begin

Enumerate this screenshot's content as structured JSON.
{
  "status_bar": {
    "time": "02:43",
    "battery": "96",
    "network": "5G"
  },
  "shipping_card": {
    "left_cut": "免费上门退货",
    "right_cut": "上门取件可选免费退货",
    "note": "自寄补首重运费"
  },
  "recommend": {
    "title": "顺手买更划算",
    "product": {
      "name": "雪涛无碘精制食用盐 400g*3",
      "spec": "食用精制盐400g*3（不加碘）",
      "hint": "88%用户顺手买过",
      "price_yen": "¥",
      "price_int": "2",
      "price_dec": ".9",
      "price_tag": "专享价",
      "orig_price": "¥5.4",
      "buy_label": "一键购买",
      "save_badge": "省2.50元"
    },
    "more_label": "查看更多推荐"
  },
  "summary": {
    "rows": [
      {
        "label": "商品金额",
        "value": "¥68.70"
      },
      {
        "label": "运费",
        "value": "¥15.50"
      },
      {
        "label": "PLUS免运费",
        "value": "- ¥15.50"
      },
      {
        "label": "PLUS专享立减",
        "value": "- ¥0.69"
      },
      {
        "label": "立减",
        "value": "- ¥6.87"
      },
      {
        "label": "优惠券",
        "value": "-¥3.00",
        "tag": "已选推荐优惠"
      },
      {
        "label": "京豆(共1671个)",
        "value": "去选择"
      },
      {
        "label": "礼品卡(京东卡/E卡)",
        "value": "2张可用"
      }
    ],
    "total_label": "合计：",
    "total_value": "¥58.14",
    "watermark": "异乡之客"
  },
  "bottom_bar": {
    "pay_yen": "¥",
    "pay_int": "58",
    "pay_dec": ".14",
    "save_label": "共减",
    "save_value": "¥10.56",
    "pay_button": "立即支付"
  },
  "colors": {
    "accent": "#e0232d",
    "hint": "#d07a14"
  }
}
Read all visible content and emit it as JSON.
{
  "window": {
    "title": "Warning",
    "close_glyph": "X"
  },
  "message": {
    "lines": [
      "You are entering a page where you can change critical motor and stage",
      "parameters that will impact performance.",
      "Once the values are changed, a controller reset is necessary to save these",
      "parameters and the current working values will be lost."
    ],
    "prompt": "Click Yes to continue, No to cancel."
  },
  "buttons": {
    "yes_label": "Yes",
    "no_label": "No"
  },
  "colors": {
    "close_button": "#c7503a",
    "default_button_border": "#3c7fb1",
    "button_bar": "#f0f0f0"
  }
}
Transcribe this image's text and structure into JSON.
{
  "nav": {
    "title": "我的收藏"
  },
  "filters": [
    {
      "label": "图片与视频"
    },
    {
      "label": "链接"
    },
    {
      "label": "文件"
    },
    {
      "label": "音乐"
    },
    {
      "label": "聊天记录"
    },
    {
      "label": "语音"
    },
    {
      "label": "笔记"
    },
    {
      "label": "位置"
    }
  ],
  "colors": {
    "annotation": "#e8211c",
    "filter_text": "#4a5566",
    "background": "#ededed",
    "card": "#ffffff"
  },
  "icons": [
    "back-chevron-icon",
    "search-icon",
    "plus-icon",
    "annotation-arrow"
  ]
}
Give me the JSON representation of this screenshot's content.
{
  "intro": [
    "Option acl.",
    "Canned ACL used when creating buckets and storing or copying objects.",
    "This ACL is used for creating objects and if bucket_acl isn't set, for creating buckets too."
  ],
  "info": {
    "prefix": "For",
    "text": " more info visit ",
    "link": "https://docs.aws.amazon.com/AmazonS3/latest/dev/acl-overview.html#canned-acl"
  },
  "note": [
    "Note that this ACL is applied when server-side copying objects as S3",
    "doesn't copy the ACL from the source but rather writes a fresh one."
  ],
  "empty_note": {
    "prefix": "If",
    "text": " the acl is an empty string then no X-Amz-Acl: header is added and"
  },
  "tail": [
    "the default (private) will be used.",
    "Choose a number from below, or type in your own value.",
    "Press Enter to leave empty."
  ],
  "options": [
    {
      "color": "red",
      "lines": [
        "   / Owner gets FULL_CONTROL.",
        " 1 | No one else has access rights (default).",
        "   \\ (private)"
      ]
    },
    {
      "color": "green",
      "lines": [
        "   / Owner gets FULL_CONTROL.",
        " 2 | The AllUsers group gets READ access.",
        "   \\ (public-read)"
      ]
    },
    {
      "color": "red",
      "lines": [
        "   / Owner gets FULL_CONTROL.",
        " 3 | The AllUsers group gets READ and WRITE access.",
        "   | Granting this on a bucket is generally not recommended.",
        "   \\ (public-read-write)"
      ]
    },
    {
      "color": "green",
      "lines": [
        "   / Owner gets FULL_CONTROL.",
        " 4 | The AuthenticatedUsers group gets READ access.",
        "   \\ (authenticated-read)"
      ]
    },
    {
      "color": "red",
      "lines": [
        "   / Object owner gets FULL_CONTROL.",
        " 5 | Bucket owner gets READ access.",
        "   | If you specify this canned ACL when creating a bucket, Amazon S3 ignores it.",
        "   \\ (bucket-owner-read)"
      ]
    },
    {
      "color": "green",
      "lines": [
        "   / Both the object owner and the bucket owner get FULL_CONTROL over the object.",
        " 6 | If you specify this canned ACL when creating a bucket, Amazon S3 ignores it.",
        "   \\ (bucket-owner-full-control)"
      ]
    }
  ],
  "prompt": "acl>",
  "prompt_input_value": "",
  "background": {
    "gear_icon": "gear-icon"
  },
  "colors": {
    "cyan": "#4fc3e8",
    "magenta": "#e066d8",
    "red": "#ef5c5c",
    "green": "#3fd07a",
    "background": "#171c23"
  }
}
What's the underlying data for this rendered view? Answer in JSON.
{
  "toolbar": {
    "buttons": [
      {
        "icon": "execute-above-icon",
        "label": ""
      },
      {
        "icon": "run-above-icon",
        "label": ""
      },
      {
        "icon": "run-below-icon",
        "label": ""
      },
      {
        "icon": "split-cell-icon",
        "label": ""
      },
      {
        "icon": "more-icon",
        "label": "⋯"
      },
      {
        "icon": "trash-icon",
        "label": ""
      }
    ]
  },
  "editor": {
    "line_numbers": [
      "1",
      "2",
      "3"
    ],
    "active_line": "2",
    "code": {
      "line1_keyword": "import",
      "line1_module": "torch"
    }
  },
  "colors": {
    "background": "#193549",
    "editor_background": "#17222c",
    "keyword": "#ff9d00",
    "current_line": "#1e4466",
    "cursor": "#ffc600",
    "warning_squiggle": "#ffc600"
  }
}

end

● **Short task**
Output the complete data exactly as written.

● **Written solution**
Enumerate this screenshot's content as structured JSON.
{
  "status_bar": {
    "time": "02:43",
    "battery": "96",
    "network": "5G"
  },
  "shipping_card": {
    "left_cut": "免费上门退货",
    "right_cut": "上门取件可选免费退货",
    "note": "自寄补首重运费"
  },
  "recommend": {
    "title": "顺手买更划算",
    "product": {
      "name": "雪涛无碘精制食用盐 400g*3",
      "spec": "食用精制盐400g*3（不加碘）",
      "hint": "88%用户顺手买过",
      "price_yen": "¥",
      "price_int": "2",
      "price_dec": ".9",
      "price_tag": "专享价",
      "orig_price": "¥5.4",
      "buy_label": "一键购买",
      "save_badge": "省2.50元"
    },
    "more_label": "查看更多推荐"
  },
  "summary": {
    "rows": [
      {
        "label": "商品金额",
        "value": "¥68.70"
      },
      {
        "label": "运费",
        "value": "¥15.50"
      },
      {
        "label": "PLUS免运费",
        "value": "- ¥15.50"
      },
      {
        "label": "PLUS专享立减",
        "value": "- ¥0.69"
      },
      {
        "label": "立减",
        "value": "- ¥6.87"
      },
      {
        "label": "优惠券",
        "value": "-¥3.00",
        "tag": "已选推荐优惠"
      },
      {
        "label": "京豆(共1671个)",
        "value": "去选择"
      },
      {
        "label": "礼品卡(京东卡/E卡)",
        "value": "2张可用"
      }
    ],
    "total_label": "合计：",
    "total_value": "¥58.14",
    "watermark": "异乡之客"
  },
  "bottom_bar": {
    "pay_yen": "¥",
    "pay_int": "58",
    "pay_dec": ".14",
    "save_label": "共减",
    "save_value": "¥10.56",
    "pay_button": "立即支付"
  },
  "colors": {
    "accent": "#e0232d",
    "hint": "#d07a14"
  }
}
Read all visible content and emit it as JSON.
{
  "window": {
    "title": "Warning",
    "close_glyph": "X"
  },
  "message": {
    "lines": [
      "You are entering a page where you can change critical motor and stage",
      "parameters that will impact performance.",
      "Once the values are changed, a controller reset is necessary to save these",
      "parameters and the current working values will be lost."
    ],
    "prompt": "Click Yes to continue, No to cancel."
  },
  "buttons": {
    "yes_label": "Yes",
    "no_label": "No"
  },
  "colors": {
    "close_button": "#c7503a",
    "default_button_border": "#3c7fb1",
    "button_bar": "#f0f0f0"
  }
}
Transcribe this image's text and structure into JSON.
{
  "nav": {
    "title": "我的收藏"
  },
  "filters": [
    {
      "label": "图片与视频"
    },
    {
      "label": "链接"
    },
    {
      "label": "文件"
    },
    {
      "label": "音乐"
    },
    {
      "label": "聊天记录"
    },
    {
      "label": "语音"
    },
    {
      "label": "笔记"
    },
    {
      "label": "位置"
    }
  ],
  "colors": {
    "annotation": "#e8211c",
    "filter_text": "#4a5566",
    "background": "#ededed",
    "card": "#ffffff"
  },
  "icons": [
    "back-chevron-icon",
    "search-icon",
    "plus-icon",
    "annotation-arrow"
  ]
}
Give me the JSON representation of this screenshot's content.
{
  "intro": [
    "Option acl.",
    "Canned ACL used when creating buckets and storing or copying objects.",
    "This ACL is used for creating objects and if bucket_acl isn't set, for creating buckets too."
  ],
  "info": {
    "prefix": "For",
    "text": " more info visit ",
    "link": "https://docs.aws.amazon.com/AmazonS3/latest/dev/acl-overview.html#canned-acl"
  },
  "note": [
    "Note that this ACL is applied when server-side copying objects as S3",
    "doesn't copy the ACL from the source but rather writes a fresh one."
  ],
  "empty_note": {
    "prefix": "If",
    "text": " the acl is an empty string then no X-Amz-Acl: header is added and"
  },
  "tail": [
    "the default (private) will be used.",
    "Choose a number from below, or type in your own value.",
    "Press Enter to leave empty."
  ],
  "options": [
    {
      "color": "red",
      "lines": [
        "   / Owner gets FULL_CONTROL.",
        " 1 | No one else has access rights (default).",
        "   \\ (private)"
      ]
    },
    {
      "color": "green",
      "lines": [
        "   / Owner gets FULL_CONTROL.",
        " 2 | The AllUsers group gets READ access.",
        "   \\ (public-read)"
      ]
    },
    {
      "color": "red",
      "lines": [
        "   / Owner gets FULL_CONTROL.",
        " 3 | The AllUsers group gets READ and WRITE access.",
        "   | Granting this on a bucket is generally not recommended.",
        "   \\ (public-read-write)"
      ]
    },
    {
      "color": "green",
      "lines": [
        "   / Owner gets FULL_CONTROL.",
        " 4 | The AuthenticatedUsers group gets READ access.",
        "   \\ (authenticated-read)"
      ]
    },
    {
      "color": "red",
      "lines": [
        "   / Object owner gets FULL_CONTROL.",
        " 5 | Bucket owner gets READ access.",
        "   | If you specify this canned ACL when creating a bucket, Amazon S3 ignores it.",
        "   \\ (bucket-owner-read)"
      ]
    },
    {
      "color": "green",
      "lines": [
        "   / Both the object owner and the bucket owner get FULL_CONTROL over the object.",
        " 6 | If you specify this canned ACL when creating a bucket, Amazon S3 ignores it.",
        "   \\ (bucket-owner-full-control)"
      ]
    }
  ],
  "prompt": "acl>",
  "prompt_input_value": "",
  "background": {
    "gear_icon": "gear-icon"
  },
  "colors": {
    "cyan": "#4fc3e8",
    "magenta": "#e066d8",
    "red": "#ef5c5c",
    "green": "#3fd07a",
    "background": "#171c23"
  }
}
What's the underlying data for this rendered view? Answer in JSON.
{
  "toolbar": {
    "buttons": [
      {
        "icon": "execute-above-icon",
        "label": ""
      },
      {
        "icon": "run-above-icon",
        "label": ""
      },
      {
        "icon": "run-below-icon",
        "label": ""
      },
      {
        "icon": "split-cell-icon",
        "label": ""
      },
      {
        "icon": "more-icon",
        "label": "⋯"
      },
      {
        "icon": "trash-icon",
        "label": ""
      }
    ]
  },
  "editor": {
    "line_numbers": [
      "1",
      "2",
      "3"
    ],
    "active_line": "2",
    "code": {
      "line1_keyword": "import",
      "line1_module": "torch"
    }
  },
  "colors": {
    "background": "#193549",
    "editor_background": "#17222c",
    "keyword": "#ff9d00",
    "current_line": "#1e4466",
    "cursor": "#ffc600",
    "warning_squiggle": "#ffc600"
  }
}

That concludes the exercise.